» What you will do
Report every line below that holds the word "Hispanic".

» Data provided
····················
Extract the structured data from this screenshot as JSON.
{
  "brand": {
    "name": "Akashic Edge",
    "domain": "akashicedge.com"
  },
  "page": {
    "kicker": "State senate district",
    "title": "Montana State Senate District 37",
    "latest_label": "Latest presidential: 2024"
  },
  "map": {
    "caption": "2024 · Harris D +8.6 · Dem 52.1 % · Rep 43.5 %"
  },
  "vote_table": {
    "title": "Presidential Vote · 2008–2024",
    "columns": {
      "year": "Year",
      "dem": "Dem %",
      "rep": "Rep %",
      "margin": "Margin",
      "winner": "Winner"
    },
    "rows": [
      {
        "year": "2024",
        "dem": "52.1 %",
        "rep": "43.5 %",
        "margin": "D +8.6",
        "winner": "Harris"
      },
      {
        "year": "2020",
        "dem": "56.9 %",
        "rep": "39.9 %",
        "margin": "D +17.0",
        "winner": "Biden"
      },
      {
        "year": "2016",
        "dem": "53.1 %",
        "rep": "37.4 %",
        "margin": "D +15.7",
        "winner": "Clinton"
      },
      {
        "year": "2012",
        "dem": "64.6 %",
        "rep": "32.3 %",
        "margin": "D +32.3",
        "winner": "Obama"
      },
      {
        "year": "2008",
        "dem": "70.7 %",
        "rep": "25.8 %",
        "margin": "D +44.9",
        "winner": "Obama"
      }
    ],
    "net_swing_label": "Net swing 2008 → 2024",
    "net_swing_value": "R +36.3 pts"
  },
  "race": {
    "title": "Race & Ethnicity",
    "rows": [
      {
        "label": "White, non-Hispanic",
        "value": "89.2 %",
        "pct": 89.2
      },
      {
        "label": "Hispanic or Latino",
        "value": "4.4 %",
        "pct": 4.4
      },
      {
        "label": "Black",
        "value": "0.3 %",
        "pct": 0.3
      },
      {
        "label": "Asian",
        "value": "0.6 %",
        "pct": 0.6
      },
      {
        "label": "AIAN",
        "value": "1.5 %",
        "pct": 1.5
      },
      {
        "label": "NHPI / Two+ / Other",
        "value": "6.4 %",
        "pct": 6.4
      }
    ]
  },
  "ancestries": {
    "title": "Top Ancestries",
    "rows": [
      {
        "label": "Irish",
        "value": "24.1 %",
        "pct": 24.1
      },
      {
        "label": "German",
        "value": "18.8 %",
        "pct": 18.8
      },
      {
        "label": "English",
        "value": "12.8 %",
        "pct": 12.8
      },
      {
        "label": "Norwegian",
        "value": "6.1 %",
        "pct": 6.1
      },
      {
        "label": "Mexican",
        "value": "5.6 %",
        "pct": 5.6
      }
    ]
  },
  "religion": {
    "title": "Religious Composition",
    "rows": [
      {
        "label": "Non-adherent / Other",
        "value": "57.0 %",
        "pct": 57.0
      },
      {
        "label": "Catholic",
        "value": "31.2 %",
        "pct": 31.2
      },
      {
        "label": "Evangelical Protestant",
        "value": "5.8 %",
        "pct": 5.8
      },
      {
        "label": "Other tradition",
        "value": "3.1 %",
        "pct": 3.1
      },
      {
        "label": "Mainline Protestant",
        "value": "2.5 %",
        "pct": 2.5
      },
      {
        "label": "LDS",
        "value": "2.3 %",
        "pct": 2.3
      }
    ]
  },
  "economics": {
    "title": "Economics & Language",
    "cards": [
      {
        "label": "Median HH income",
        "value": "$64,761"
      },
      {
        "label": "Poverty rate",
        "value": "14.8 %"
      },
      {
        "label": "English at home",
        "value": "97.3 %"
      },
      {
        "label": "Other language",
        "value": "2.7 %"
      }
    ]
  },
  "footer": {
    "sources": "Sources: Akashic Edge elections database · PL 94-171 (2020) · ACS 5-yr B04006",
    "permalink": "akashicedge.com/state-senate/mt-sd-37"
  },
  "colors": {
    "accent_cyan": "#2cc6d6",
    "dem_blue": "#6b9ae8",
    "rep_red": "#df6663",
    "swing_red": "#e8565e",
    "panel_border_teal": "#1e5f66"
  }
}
····················
» Worked solution
        "label": "White, non-Hispanic",
        "label": "Hispanic or Latino",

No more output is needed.